--- To do ---
Word for word, restate every line of the listing that follows.
━━━ Input for this task
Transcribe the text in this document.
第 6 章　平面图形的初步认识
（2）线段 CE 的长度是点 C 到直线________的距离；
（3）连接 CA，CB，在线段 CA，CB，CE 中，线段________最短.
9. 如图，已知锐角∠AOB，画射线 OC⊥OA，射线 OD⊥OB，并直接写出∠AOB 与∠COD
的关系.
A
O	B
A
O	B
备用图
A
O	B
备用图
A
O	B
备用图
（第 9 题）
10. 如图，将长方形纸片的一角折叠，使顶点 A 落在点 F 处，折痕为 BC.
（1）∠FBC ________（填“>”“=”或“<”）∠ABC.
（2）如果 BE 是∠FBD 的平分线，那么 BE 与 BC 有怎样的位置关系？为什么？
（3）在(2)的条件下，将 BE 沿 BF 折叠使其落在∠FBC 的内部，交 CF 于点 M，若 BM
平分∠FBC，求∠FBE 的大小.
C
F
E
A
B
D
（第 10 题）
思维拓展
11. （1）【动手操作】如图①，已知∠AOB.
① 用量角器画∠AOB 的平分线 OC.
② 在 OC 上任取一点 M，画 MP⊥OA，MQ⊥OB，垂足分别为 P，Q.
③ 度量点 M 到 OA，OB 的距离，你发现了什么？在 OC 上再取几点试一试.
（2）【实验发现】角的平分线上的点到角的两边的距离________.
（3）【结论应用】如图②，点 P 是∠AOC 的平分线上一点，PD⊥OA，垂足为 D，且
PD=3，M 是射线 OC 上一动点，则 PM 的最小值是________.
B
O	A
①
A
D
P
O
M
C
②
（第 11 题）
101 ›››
━━━━━━
--- Output for this exercise ---
Transcribe the text in this document.
第 6 章　平面图形的初步认识
（2）线段 CE 的长度是点 C 到直线________的距离；
（3）连接 CA，CB，在线段 CA，CB，CE 中，线段________最短.
9. 如图，已知锐角∠AOB，画射线 OC⊥OA，射线 OD⊥OB，并直接写出∠AOB 与∠COD
的关系.
A
O	B
A
O	B
备用图
A
O	B
备用图
A
O	B
备用图
（第 9 题）
10. 如图，将长方形纸片的一角折叠，使顶点 A 落在点 F 处，折痕为 BC.
（1）∠FBC ________（填“>”“=”或“<”）∠ABC.
（2）如果 BE 是∠FBD 的平分线，那么 BE 与 BC 有怎样的位置关系？为什么？
（3）在(2)的条件下，将 BE 沿 BF 折叠使其落在∠FBC 的内部，交 CF 于点 M，若 BM
平分∠FBC，求∠FBE 的大小.
C
F
E
A
B
D
（第 10 题）
思维拓展
11. （1）【动手操作】如图①，已知∠AOB.
① 用量角器画∠AOB 的平分线 OC.
② 在 OC 上任取一点 M，画 MP⊥OA，MQ⊥OB，垂足分别为 P，Q.
③ 度量点 M 到 OA，OB 的距离，你发现了什么？在 OC 上再取几点试一试.
（2）【实验发现】角的平分线上的点到角的两边的距离________.
（3）【结论应用】如图②，点 P 是∠AOC 的平分线上一点，PD⊥OA，垂足为 D，且
PD=3，M 是射线 OC 上一动点，则 PM 的最小值是________.
B
O	A
①
A
D
P
O
M
C
②
（第 11 题）
101 ›››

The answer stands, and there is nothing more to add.